Recorded information:
-=-=-

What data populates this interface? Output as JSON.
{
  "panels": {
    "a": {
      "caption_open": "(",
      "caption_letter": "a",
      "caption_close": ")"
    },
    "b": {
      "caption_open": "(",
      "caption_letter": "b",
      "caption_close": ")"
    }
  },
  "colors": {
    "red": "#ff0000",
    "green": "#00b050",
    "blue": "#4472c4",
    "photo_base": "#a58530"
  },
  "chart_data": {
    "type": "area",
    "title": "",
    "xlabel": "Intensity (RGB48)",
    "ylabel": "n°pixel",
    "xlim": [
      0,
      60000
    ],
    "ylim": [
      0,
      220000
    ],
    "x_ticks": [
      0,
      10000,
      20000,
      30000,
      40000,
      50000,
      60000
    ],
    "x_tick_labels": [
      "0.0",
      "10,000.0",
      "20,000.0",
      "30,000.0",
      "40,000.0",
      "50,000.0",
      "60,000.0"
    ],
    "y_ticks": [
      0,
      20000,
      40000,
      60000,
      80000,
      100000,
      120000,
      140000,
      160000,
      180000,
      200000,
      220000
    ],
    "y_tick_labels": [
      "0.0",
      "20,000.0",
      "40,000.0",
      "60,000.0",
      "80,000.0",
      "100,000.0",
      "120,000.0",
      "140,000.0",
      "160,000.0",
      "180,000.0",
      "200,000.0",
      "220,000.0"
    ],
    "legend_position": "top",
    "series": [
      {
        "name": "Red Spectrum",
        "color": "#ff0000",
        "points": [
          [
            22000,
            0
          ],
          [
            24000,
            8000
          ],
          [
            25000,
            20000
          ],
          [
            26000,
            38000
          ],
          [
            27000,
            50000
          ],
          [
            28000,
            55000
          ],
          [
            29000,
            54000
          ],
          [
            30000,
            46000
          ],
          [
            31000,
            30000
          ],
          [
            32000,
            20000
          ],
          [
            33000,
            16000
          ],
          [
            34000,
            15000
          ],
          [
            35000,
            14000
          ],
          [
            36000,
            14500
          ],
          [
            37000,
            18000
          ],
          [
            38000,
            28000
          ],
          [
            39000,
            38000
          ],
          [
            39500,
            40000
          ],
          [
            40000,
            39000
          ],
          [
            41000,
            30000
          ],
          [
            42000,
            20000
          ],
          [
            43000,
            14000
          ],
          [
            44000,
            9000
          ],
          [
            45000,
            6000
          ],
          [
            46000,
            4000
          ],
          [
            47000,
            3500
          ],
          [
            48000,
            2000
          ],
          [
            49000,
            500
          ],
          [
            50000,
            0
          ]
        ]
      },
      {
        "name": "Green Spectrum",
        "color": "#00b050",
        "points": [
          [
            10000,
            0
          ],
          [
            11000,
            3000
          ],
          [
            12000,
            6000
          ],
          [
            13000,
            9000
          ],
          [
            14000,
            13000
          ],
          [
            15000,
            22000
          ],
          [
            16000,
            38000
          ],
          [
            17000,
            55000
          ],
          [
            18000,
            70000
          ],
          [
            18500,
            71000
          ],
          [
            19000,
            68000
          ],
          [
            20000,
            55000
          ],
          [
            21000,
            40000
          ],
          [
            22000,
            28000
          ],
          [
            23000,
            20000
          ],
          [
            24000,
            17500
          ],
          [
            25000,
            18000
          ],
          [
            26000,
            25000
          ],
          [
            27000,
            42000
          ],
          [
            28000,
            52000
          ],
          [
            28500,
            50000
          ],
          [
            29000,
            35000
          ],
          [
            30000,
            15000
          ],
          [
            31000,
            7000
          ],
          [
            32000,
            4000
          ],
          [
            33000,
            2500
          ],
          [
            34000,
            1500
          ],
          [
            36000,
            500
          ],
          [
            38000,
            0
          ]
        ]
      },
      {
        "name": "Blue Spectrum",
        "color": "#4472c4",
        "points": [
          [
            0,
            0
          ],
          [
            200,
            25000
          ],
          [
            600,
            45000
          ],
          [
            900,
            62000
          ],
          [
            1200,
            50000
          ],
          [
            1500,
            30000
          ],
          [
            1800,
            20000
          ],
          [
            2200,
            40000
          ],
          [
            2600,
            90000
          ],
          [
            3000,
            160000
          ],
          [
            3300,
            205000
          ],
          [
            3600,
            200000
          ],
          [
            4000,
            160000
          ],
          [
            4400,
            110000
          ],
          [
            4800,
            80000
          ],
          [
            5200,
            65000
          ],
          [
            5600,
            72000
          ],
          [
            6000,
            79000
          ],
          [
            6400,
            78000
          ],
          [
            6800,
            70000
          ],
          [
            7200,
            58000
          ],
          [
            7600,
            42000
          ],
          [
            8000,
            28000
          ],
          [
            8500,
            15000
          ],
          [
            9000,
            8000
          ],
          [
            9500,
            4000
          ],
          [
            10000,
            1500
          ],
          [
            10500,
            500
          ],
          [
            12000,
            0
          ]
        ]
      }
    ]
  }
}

-=-=-

Give back all the records exactly as they stand.

The completed task:
What data populates this interface? Output as JSON.
{
  "panels": {
    "a": {
      "caption_open": "(",
      "caption_letter": "a",
      "caption_close": ")"
    },
    "b": {
      "caption_open": "(",
      "caption_letter": "b",
      "caption_close": ")"
    }
  },
  "colors": {
    "red": "#ff0000",
    "green": "#00b050",
    "blue": "#4472c4",
    "photo_base": "#a58530"
  },
  "chart_data": {
    "type": "area",
    "title": "",
    "xlabel": "Intensity (RGB48)",
    "ylabel": "n°pixel",
    "xlim": [
      0,
      60000
    ],
    "ylim": [
      0,
      220000
    ],
    "x_ticks": [
      0,
      10000,
      20000,
      30000,
      40000,
      50000,
      60000
    ],
    "x_tick_labels": [
      "0.0",
      "10,000.0",
      "20,000.0",
      "30,000.0",
      "40,000.0",
      "50,000.0",
      "60,000.0"
    ],
    "y_ticks": [
      0,
      20000,
      40000,
      60000,
      80000,
      100000,
      120000,
      140000,
      160000,
      180000,
      200000,
      220000
    ],
    "y_tick_labels": [
      "0.0",
      "20,000.0",
      "40,000.0",
      "60,000.0",
      "80,000.0",
      "100,000.0",
      "120,000.0",
      "140,000.0",
      "160,000.0",
      "180,000.0",
      "200,000.0",
      "220,000.0"
    ],
    "legend_position": "top",
    "series": [
      {
        "name": "Red Spectrum",
        "color": "#ff0000",
        "points": [
          [
            22000,
            0
          ],
          [
            24000,
            8000
          ],
          [
            25000,
            20000
          ],
          [
            26000,
            38000
          ],
          [
            27000,
            50000
          ],
          [
            28000,
            55000
          ],
          [
            29000,
            54000
          ],
          [
            30000,
            46000
          ],
          [
            31000,
            30000
          ],
          [
            32000,
            20000
          ],
          [
            33000,
            16000
          ],
          [
            34000,
            15000
          ],
          [
            35000,
            14000
          ],
          [
            36000,
            14500
          ],
          [
            37000,
            18000
          ],
          [
            38000,
            28000
          ],
          [
            39000,
            38000
          ],
          [
            39500,
            40000
          ],
          [
            40000,
            39000
          ],
          [
            41000,
            30000
          ],
          [
            42000,
            20000
          ],
          [
            43000,
            14000
          ],
          [
            44000,
            9000
          ],
          [
            45000,
            6000
          ],
          [
            46000,
            4000
          ],
          [
            47000,
            3500
          ],
          [
            48000,
            2000
          ],
          [
            49000,
            500
          ],
          [
            50000,
            0
          ]
        ]
      },
      {
        "name": "Green Spectrum",
        "color": "#00b050",
        "points": [
          [
            10000,
            0
          ],
          [
            11000,
            3000
          ],
          [
            12000,
            6000
          ],
          [
            13000,
            9000
          ],
          [
            14000,
            13000
          ],
          [
            15000,
            22000
          ],
          [
            16000,
            38000
          ],
          [
            17000,
            55000
          ],
          [
            18000,
            70000
          ],
          [
            18500,
            71000
          ],
          [
            19000,
            68000
          ],
          [
            20000,
            55000
          ],
          [
            21000,
            40000
          ],
          [
            22000,
            28000
          ],
          [
            23000,
            20000
          ],
          [
            24000,
            17500
          ],
          [
            25000,
            18000
          ],
          [
            26000,
            25000
          ],
          [
            27000,
            42000
          ],
          [
            28000,
            52000
          ],
          [
            28500,
            50000
          ],
          [
            29000,
            35000
          ],
          [
            30000,
            15000
          ],
          [
            31000,
            7000
          ],
          [
            32000,
            4000
          ],
          [
            33000,
            2500
          ],
          [
            34000,
            1500
          ],
          [
            36000,
            500
          ],
          [
            38000,
            0
          ]
        ]
      },
      {
        "name": "Blue Spectrum",
        "color": "#4472c4",
        "points": [
          [
            0,
            0
          ],
          [
            200,
            25000
          ],
          [
            600,
            45000
          ],
          [
            900,
            62000
          ],
          [
            1200,
            50000
          ],
          [
            1500,
            30000
          ],
          [
            1800,
            20000
          ],
          [
            2200,
            40000
          ],
          [
            2600,
            90000
          ],
          [
            3000,
            160000
          ],
          [
            3300,
            205000
          ],
          [
            3600,
            200000
          ],
          [
            4000,
            160000
          ],
          [
            4400,
            110000
          ],
          [
            4800,
            80000
          ],
          [
            5200,
            65000
          ],
          [
            5600,
            72000
          ],
          [
            6000,
            79000
          ],
          [
            6400,
            78000
          ],
          [
            6800,
            70000
          ],
          [
            7200,
            58000
          ],
          [
            7600,
            42000
          ],
          [
            8000,
            28000
          ],
          [
            8500,
            15000
          ],
          [
            9000,
            8000
          ],
          [
            9500,
            4000
          ],
          [
            10000,
            1500
          ],
          [
            10500,
            500
          ],
          [
            12000,
            0
          ]
        ]
      }
    ]
  }
}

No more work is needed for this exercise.